> [What you need to do] Gather all lines in the data that hold the string "وجود".

[Start of Data entries]

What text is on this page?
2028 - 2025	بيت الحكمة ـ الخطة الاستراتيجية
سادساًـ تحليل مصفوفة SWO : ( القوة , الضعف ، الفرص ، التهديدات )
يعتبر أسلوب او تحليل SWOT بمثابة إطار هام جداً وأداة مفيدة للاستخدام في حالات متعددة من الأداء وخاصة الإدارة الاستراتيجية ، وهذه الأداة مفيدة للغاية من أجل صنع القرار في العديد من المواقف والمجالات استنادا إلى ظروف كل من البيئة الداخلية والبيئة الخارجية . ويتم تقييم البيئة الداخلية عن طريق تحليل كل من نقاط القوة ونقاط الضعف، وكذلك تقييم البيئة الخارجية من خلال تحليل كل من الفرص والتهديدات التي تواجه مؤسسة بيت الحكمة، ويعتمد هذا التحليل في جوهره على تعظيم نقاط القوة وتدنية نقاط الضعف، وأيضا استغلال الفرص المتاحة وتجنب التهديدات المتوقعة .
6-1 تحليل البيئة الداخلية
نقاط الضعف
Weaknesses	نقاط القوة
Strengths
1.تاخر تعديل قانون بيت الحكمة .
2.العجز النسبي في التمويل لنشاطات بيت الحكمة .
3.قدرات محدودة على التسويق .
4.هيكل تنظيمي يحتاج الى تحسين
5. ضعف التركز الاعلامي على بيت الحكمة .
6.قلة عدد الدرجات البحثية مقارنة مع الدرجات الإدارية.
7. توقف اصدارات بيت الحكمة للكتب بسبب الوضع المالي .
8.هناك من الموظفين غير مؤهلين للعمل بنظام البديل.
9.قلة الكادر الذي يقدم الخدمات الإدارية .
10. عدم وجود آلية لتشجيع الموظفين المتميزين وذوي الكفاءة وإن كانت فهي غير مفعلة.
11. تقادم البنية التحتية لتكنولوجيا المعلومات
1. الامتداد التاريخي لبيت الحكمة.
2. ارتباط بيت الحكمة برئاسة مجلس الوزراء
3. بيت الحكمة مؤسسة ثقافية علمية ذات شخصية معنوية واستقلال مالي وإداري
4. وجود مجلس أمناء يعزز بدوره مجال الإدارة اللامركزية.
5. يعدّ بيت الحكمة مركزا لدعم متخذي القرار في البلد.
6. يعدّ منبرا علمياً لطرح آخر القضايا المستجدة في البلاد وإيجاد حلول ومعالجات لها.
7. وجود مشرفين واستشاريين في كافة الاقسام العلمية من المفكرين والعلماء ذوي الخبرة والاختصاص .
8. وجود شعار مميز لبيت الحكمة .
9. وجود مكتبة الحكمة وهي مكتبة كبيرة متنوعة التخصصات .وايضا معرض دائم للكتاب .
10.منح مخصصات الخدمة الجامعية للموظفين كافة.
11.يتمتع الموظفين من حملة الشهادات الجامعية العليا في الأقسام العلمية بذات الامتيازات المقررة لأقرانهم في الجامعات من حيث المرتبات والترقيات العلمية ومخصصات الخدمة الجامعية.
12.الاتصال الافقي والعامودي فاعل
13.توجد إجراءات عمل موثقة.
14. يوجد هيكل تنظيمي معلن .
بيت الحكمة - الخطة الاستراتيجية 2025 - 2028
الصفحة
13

[End of Data entries]

> [Solution to the exercise]
10. عدم وجود آلية لتشجيع الموظفين المتميزين وذوي الكفاءة وإن كانت فهي غير مفعلة.
4. وجود مجلس أمناء يعزز بدوره مجال الإدارة اللامركزية.
7. وجود مشرفين واستشاريين في كافة الاقسام العلمية من المفكرين والعلماء ذوي الخبرة والاختصاص .
8. وجود شعار مميز لبيت الحكمة .
9. وجود مكتبة الحكمة وهي مكتبة كبيرة متنوعة التخصصات .وايضا معرض دائم للكتاب .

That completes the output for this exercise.